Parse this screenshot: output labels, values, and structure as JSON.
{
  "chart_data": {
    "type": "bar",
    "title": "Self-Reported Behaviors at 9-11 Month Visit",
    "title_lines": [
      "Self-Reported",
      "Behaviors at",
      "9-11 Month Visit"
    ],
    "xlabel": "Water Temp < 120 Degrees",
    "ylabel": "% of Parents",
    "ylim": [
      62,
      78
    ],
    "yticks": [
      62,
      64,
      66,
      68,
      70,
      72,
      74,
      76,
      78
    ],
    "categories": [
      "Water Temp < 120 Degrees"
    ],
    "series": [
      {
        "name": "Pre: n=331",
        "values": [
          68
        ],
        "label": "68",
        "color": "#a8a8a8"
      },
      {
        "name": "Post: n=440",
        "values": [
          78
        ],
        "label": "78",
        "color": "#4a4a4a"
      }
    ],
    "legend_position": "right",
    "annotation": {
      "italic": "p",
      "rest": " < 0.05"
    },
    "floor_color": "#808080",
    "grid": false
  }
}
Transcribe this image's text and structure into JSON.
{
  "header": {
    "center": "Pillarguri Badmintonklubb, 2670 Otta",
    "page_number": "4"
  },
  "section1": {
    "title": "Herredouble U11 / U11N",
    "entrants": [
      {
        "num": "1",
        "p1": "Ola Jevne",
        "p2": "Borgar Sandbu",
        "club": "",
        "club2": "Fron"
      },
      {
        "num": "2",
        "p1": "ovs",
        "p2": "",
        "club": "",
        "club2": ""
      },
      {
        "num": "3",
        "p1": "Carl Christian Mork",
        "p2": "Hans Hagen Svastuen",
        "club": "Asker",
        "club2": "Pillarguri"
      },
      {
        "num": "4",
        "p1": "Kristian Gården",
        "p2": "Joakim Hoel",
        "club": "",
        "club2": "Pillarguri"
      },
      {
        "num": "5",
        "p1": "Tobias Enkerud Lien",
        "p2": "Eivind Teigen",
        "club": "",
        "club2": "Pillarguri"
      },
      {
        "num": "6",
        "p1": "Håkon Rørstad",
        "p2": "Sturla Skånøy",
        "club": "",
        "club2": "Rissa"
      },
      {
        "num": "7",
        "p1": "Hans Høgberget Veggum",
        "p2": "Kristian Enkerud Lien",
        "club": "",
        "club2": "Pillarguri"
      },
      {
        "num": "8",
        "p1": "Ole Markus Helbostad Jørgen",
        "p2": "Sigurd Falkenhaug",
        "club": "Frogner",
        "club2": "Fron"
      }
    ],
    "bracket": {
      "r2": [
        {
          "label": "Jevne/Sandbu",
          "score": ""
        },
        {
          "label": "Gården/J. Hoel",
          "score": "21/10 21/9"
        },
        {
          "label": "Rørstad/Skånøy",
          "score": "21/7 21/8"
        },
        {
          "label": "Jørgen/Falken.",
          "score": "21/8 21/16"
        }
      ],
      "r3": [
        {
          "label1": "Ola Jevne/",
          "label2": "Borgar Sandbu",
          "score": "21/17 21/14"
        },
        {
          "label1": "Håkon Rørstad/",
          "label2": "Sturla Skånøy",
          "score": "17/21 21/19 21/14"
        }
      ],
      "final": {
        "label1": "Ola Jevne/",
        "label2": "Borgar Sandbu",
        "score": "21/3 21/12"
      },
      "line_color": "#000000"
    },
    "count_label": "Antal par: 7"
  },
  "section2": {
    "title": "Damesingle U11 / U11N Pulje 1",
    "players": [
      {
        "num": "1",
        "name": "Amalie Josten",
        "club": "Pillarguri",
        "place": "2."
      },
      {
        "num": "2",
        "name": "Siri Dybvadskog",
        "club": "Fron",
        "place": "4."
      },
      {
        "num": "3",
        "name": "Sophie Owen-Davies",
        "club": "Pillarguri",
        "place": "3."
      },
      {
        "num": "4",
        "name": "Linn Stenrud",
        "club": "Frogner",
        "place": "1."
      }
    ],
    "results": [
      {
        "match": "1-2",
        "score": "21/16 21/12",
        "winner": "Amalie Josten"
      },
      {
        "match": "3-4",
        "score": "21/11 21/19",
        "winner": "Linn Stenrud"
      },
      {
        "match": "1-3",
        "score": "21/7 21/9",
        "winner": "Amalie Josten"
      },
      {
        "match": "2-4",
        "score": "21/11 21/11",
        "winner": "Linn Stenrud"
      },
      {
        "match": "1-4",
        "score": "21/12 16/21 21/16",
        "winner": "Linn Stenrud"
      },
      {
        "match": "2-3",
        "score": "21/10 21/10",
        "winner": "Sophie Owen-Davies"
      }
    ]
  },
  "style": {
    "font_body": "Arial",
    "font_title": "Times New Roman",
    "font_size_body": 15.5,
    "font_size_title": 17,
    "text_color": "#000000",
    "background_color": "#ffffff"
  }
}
══════════════════════════════
> INSTRUCTION
Repeat the material above exactly.

> RIGHT ANSWER
Parse this screenshot: output labels, values, and structure as JSON.
{
  "chart_data": {
    "type": "bar",
    "title": "Self-Reported Behaviors at 9-11 Month Visit",
    "title_lines": [
      "Self-Reported",
      "Behaviors at",
      "9-11 Month Visit"
    ],
    "xlabel": "Water Temp < 120 Degrees",
    "ylabel": "% of Parents",
    "ylim": [
      62,
      78
    ],
    "yticks": [
      62,
      64,
      66,
      68,
      70,
      72,
      74,
      76,
      78
    ],
    "categories": [
      "Water Temp < 120 Degrees"
    ],
    "series": [
      {
        "name": "Pre: n=331",
        "values": [
          68
        ],
        "label": "68",
        "color": "#a8a8a8"
      },
      {
        "name": "Post: n=440",
        "values": [
          78
        ],
        "label": "78",
        "color": "#4a4a4a"
      }
    ],
    "legend_position": "right",
    "annotation": {
      "italic": "p",
      "rest": " < 0.05"
    },
    "floor_color": "#808080",
    "grid": false
  }
}
Transcribe this image's text and structure into JSON.
{
  "header": {
    "center": "Pillarguri Badmintonklubb, 2670 Otta",
    "page_number": "4"
  },
  "section1": {
    "title": "Herredouble U11 / U11N",
    "entrants": [
      {
        "num": "1",
        "p1": "Ola Jevne",
        "p2": "Borgar Sandbu",
        "club": "",
        "club2": "Fron"
      },
      {
        "num": "2",
        "p1": "ovs",
        "p2": "",
        "club": "",
        "club2": ""
      },
      {
        "num": "3",
        "p1": "Carl Christian Mork",
        "p2": "Hans Hagen Svastuen",
        "club": "Asker",
        "club2": "Pillarguri"
      },
      {
        "num": "4",
        "p1": "Kristian Gården",
        "p2": "Joakim Hoel",
        "club": "",
        "club2": "Pillarguri"
      },
      {
        "num": "5",
        "p1": "Tobias Enkerud Lien",
        "p2": "Eivind Teigen",
        "club": "",
        "club2": "Pillarguri"
      },
      {
        "num": "6",
        "p1": "Håkon Rørstad",
        "p2": "Sturla Skånøy",
        "club": "",
        "club2": "Rissa"
      },
      {
        "num": "7",
        "p1": "Hans Høgberget Veggum",
        "p2": "Kristian Enkerud Lien",
        "club": "",
        "club2": "Pillarguri"
      },
      {
        "num": "8",
        "p1": "Ole Markus Helbostad Jørgen",
        "p2": "Sigurd Falkenhaug",
        "club": "Frogner",
        "club2": "Fron"
      }
    ],
    "bracket": {
      "r2": [
        {
          "label": "Jevne/Sandbu",
          "score": ""
        },
        {
          "label": "Gården/J. Hoel",
          "score": "21/10 21/9"
        },
        {
          "label": "Rørstad/Skånøy",
          "score": "21/7 21/8"
        },
        {
          "label": "Jørgen/Falken.",
          "score": "21/8 21/16"
        }
      ],
      "r3": [
        {
          "label1": "Ola Jevne/",
          "label2": "Borgar Sandbu",
          "score": "21/17 21/14"
        },
        {
          "label1": "Håkon Rørstad/",
          "label2": "Sturla Skånøy",
          "score": "17/21 21/19 21/14"
        }
      ],
      "final": {
        "label1": "Ola Jevne/",
        "label2": "Borgar Sandbu",
        "score": "21/3 21/12"
      },
      "line_color": "#000000"
    },
    "count_label": "Antal par: 7"
  },
  "section2": {
    "title": "Damesingle U11 / U11N Pulje 1",
    "players": [
      {
        "num": "1",
        "name": "Amalie Josten",
        "club": "Pillarguri",
        "place": "2."
      },
      {
        "num": "2",
        "name": "Siri Dybvadskog",
        "club": "Fron",
        "place": "4."
      },
      {
        "num": "3",
        "name": "Sophie Owen-Davies",
        "club": "Pillarguri",
        "place": "3."
      },
      {
        "num": "4",
        "name": "Linn Stenrud",
        "club": "Frogner",
        "place": "1."
      }
    ],
    "results": [
      {
        "match": "1-2",
        "score": "21/16 21/12",
        "winner": "Amalie Josten"
      },
      {
        "match": "3-4",
        "score": "21/11 21/19",
        "winner": "Linn Stenrud"
      },
      {
        "match": "1-3",
        "score": "21/7 21/9",
        "winner": "Amalie Josten"
      },
      {
        "match": "2-4",
        "score": "21/11 21/11",
        "winner": "Linn Stenrud"
      },
      {
        "match": "1-4",
        "score": "21/12 16/21 21/16",
        "winner": "Linn Stenrud"
      },
      {
        "match": "2-3",
        "score": "21/10 21/10",
        "winner": "Sophie Owen-Davies"
      }
    ]
  },
  "style": {
    "font_body": "Arial",
    "font_title": "Times New Roman",
    "font_size_body": 15.5,
    "font_size_title": 17,
    "text_color": "#000000",
    "background_color": "#ffffff"
  }
}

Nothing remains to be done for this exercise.